═════ SELECTION
REVIEW: La montaña sagrada [The Holy Mountain] [1973]

Rating: 5 out of 10.
  • Rating: PG | Runtime: 105 minutes
    Release Date: November 23rd, 1973 (Mexico)
    Studio: ABKCO Films
    Director(s): Alejandro Jodorowsky
    Writer(s): Alejandro Jodorowsky

You are excrement. You can change yourself into gold.

To wish an art film took itself more seriously seems counterproductive considering most art films have their head so far up their backside that it would be impossible for them to do so. I love Matthew Barney‘s Cremaster series because it is so excessively pretentious and precious about its grand ideas that really don’t matter when approaching the work as a visual art wherein aesthetic is paramount. The fact that it revels in its museum sterility helps us to approach it from an experimental and formal vantage point because story becomes a byproduct of the experience itself. Barney breaks down his motivations intellectually to build them back up visually with ornately surreal visions far-removed from reality. We’re voyeurs to objects rather than audience members following a strict plot.

Watching Alejandro Jodorowsky‘s La montaña sagrada [The Holy Mountain] is therefore a much different enterprise. It wants to have its cake and eat it too by transporting us into a reality that is art film rather than distilling ours into one. I wonder if an artist like Barney saw Jodorowsky’s work and sought to improve upon it by removing content from context—running with its undeniably successful aesthetic while ignoring its desire for story structure. Because if I’m being honest, The Holy Mountain hurts itself trying to activate our senses in a heightened plane of drug-induced fantasy while grounding us in the filth of our inescapable reality. It wants us to laugh with it and revere it simultaneously despite being neither funny nor self-serious enough for either.
══════════
**OBJECTIVES**
**A.** Reproduce the passage of the film review from "Rating: 5 out" up to and including "yourself into gold.".
**B.** List each label and its value from the bulleted block of film facts that follows the 5-out-of-10 score in the review.
═════ DATASET RECORDS
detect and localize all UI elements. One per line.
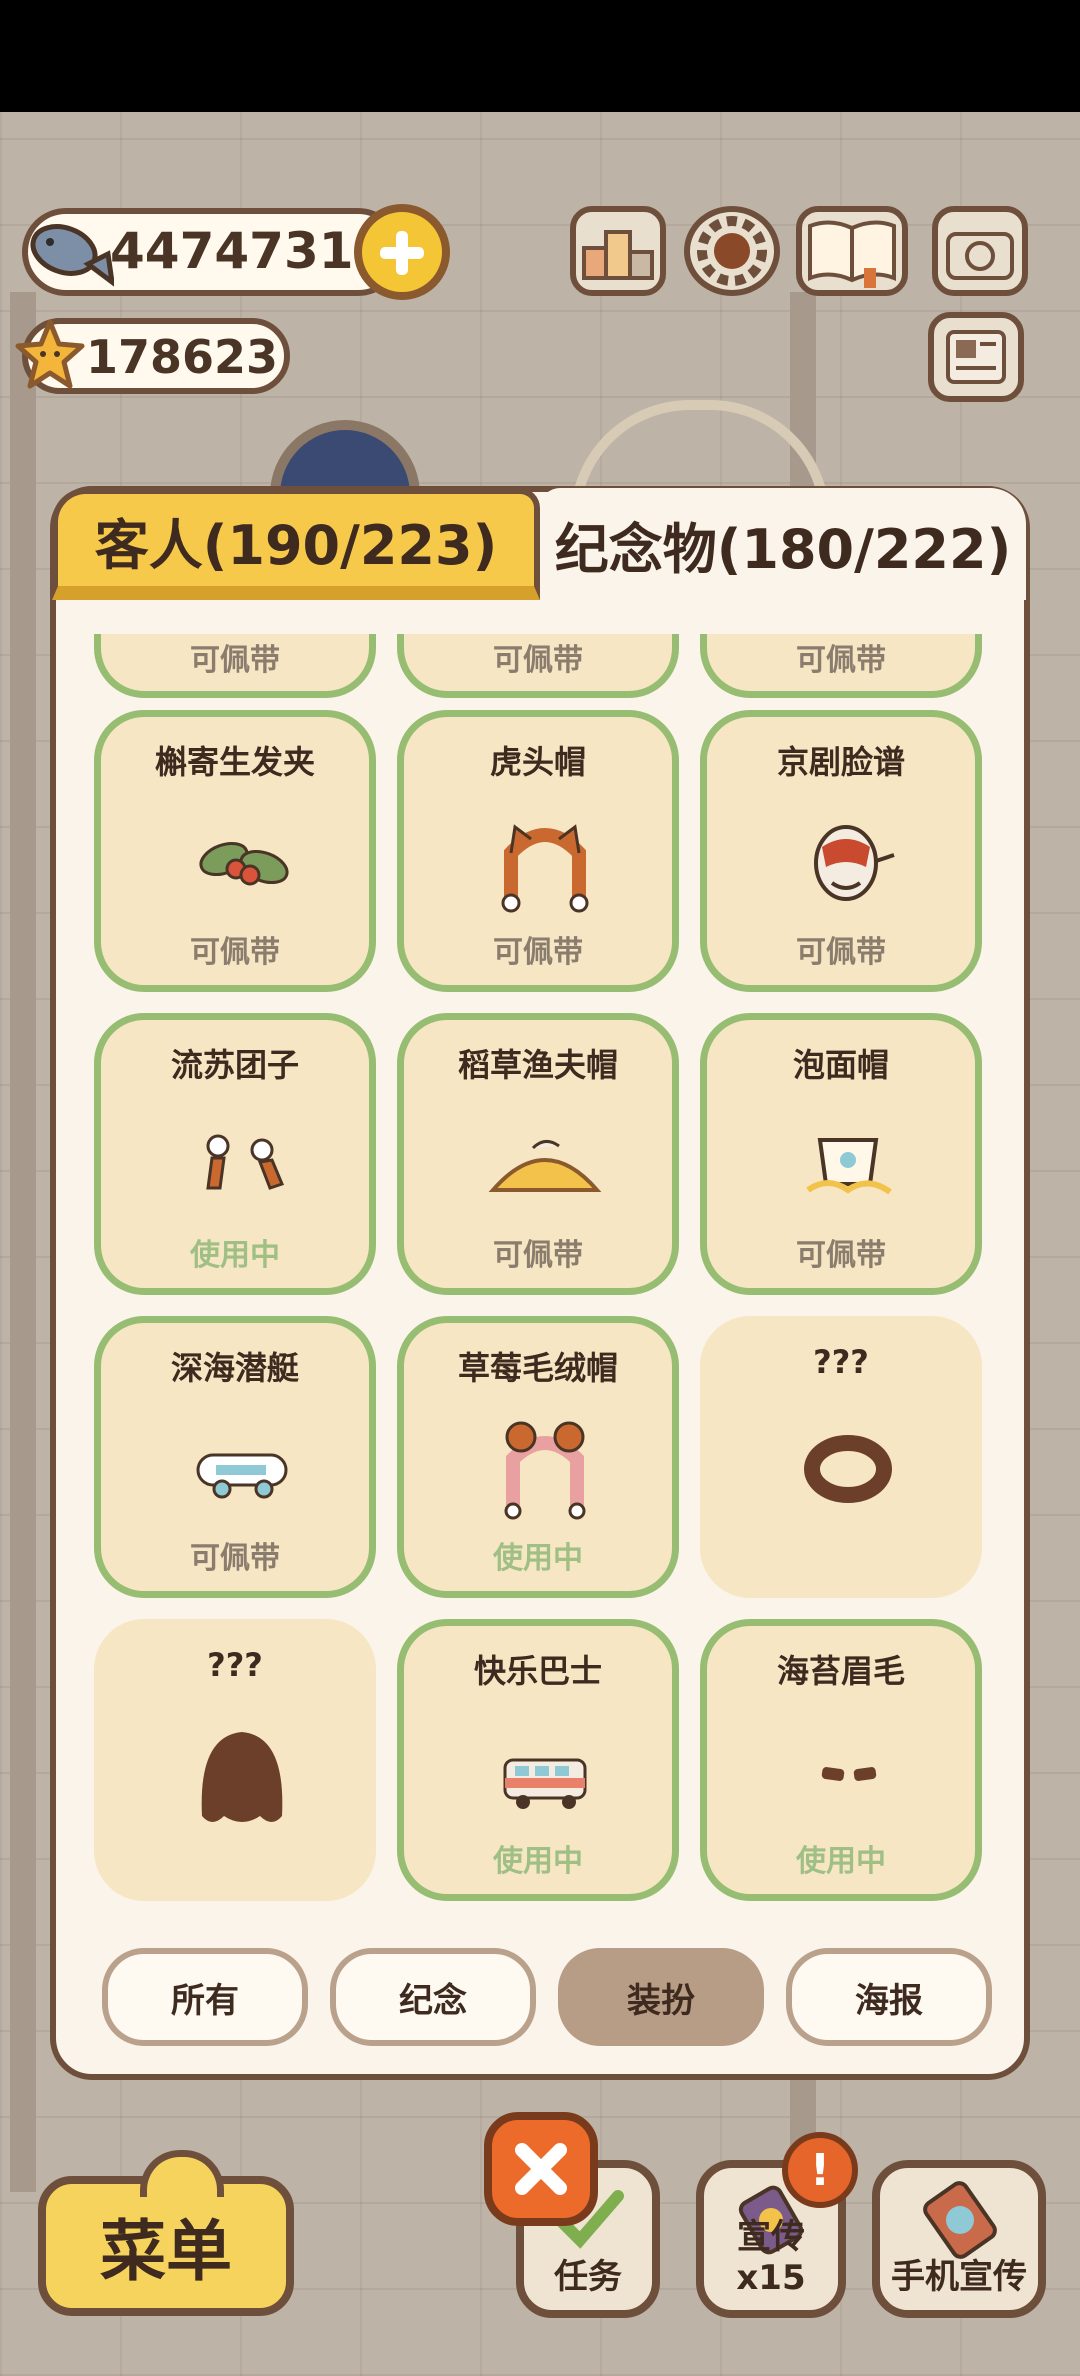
tab-souvenirs[interactable]: 纪念物(180/222) (540, 488, 1026, 600)
item-card-mistletoe-hairclip[interactable]: 槲寄生发夹 可佩带 (94, 710, 376, 992)
seaweed-eyebrows-icon (821, 1767, 877, 1781)
item-status: 使用中 (796, 1844, 886, 1879)
fish-icon (30, 224, 114, 287)
alert-badge: ! (782, 2132, 858, 2208)
item-status: 可佩带 (190, 643, 280, 678)
item-status: 可佩带 (190, 935, 280, 970)
phone-promo-button[interactable]: 手机宣传 (872, 2160, 1046, 2318)
gear-icon (697, 216, 767, 286)
item-name: ??? (207, 1646, 263, 1684)
menu-label: 菜单 (100, 2213, 232, 2290)
camera-icon (946, 232, 1014, 280)
item-name: 海苔眉毛 (776, 1652, 905, 1690)
close-button[interactable] (484, 2112, 598, 2226)
item-status: 可佩带 (796, 643, 886, 678)
scene-pillar (10, 292, 36, 2192)
filter-souvenir-button[interactable]: 纪念 (330, 1948, 536, 2046)
item-status: 使用中 (493, 1541, 583, 1576)
filter-all-button[interactable]: 所有 (102, 1948, 308, 2046)
item-card-partial[interactable]: 可佩带 (700, 634, 982, 698)
status-bar-area (0, 0, 1080, 112)
filter-label: 所有 (171, 1980, 239, 2021)
item-card-tiger-hat[interactable]: 虎头帽 可佩带 (397, 710, 679, 992)
noodle-hat-icon (806, 1138, 892, 1195)
item-name: ??? (813, 1343, 869, 1381)
catalog-book-button[interactable] (796, 206, 908, 296)
filter-label: 装扮 (627, 1980, 695, 2021)
happy-bus-icon (503, 1758, 587, 1809)
close-icon (515, 2143, 567, 2195)
filter-label: 纪念 (399, 1980, 467, 2021)
item-name: 稻草渔夫帽 (457, 1046, 618, 1084)
item-card-seaweed-eyebrows[interactable]: 海苔眉毛 使用中 (700, 1619, 982, 1901)
straw-fisher-hat-icon (488, 1140, 602, 1192)
item-card-partial[interactable]: 可佩带 (94, 634, 376, 698)
item-name: 流苏团子 (170, 1046, 299, 1084)
item-card-happy-bus[interactable]: 快乐巴士 使用中 (397, 1619, 679, 1901)
item-card-submarine[interactable]: 深海潜艇 可佩带 (94, 1316, 376, 1598)
tab-souvenirs-label: 纪念物(180/222) (554, 517, 1012, 581)
item-status: 可佩带 (493, 935, 583, 970)
opera-mask-icon (814, 825, 895, 901)
filter-label: 海报 (855, 1980, 923, 2021)
tab-guests[interactable]: 客人(190/223) (52, 488, 540, 600)
tiger-hat-icon (501, 824, 589, 913)
item-name: 泡面帽 (792, 1046, 889, 1084)
item-status: 可佩带 (796, 1238, 886, 1273)
item-name: 深海潜艇 (170, 1349, 299, 1387)
promo-label: 宣传x15 (736, 2217, 806, 2298)
camera-button[interactable] (932, 206, 1028, 296)
filter-dressup-button[interactable]: 装扮 (558, 1948, 764, 2046)
item-name: 快乐巴士 (473, 1652, 602, 1690)
ranking-button[interactable] (570, 206, 666, 296)
tassel-dumpling-icon (206, 1134, 285, 1190)
item-name: 草莓毛绒帽 (457, 1349, 618, 1387)
item-status: 可佩带 (190, 1541, 280, 1576)
menu-button[interactable]: 菜单 (38, 2150, 294, 2316)
podium-icon (582, 230, 654, 280)
locked-silhouette-hair-icon (201, 1732, 283, 1822)
star-icon (15, 319, 85, 389)
newspaper-button[interactable] (928, 312, 1024, 402)
book-icon (808, 220, 896, 288)
star-count: 178623 (86, 330, 279, 384)
mistletoe-hairclip-icon (199, 841, 289, 886)
item-card-locked[interactable]: ??? (700, 1316, 982, 1598)
item-status: 使用中 (493, 1844, 583, 1879)
item-status: 可佩带 (493, 643, 583, 678)
item-card-straw-fisher-hat[interactable]: 稻草渔夫帽 可佩带 (397, 1013, 679, 1295)
item-status: 可佩带 (796, 935, 886, 970)
submarine-icon (196, 1453, 288, 1499)
item-card-strawberry-hat[interactable]: 草莓毛绒帽 使用中 (397, 1316, 679, 1598)
item-name: 京剧脸谱 (776, 743, 905, 781)
item-card-partial[interactable]: 可佩带 (397, 634, 679, 698)
tab-guests-label: 客人(190/223) (94, 513, 498, 577)
add-fish-button[interactable] (354, 204, 450, 300)
task-label: 任务 (554, 2257, 622, 2297)
item-card-locked[interactable]: ??? (94, 1619, 376, 1901)
newspaper-icon (946, 330, 1006, 384)
item-status: 可佩带 (493, 1238, 583, 1273)
locked-silhouette-wreath-icon (804, 1435, 892, 1503)
item-status: 使用中 (190, 1238, 280, 1273)
item-card-tassel-dumpling[interactable]: 流苏团子 使用中 (94, 1013, 376, 1295)
filter-poster-button[interactable]: 海报 (786, 1948, 992, 2046)
item-name: 虎头帽 (489, 743, 586, 781)
item-grid[interactable]: 可佩带 可佩带 可佩带 槲寄生发夹 可佩带 虎头帽 可佩带 京剧脸谱 可佩带 流… (56, 634, 1022, 1914)
item-card-noodle-hat[interactable]: 泡面帽 可佩带 (700, 1013, 982, 1295)
phone-promo-label: 手机宣传 (891, 2257, 1027, 2297)
strawberry-hat-icon (504, 1421, 586, 1520)
settings-button[interactable] (684, 206, 780, 296)
item-card-opera-mask[interactable]: 京剧脸谱 可佩带 (700, 710, 982, 992)
item-name: 槲寄生发夹 (154, 743, 315, 781)
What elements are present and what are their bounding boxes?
══════════
**SOLUTIONS TO THE EXERCISE**
**A.**
Rating: 5 out of 10.
  • Rating: PG | Runtime: 105 minutes
    Release Date: November 23rd, 1973 (Mexico)
    Studio: ABKCO Films
    Director(s): Alejandro Jodorowsky
    Writer(s): Alejandro Jodorowsky

You are excrement. You can change yourself into gold.

**B.**
- Rating: PG
- Runtime: 105 minutes
- Release Date: November 23rd, 1973 (Mexico)
- Studio: ABKCO Films
- Director(s): Alejandro Jodorowsky
- Writer(s): Alejandro Jodorowsky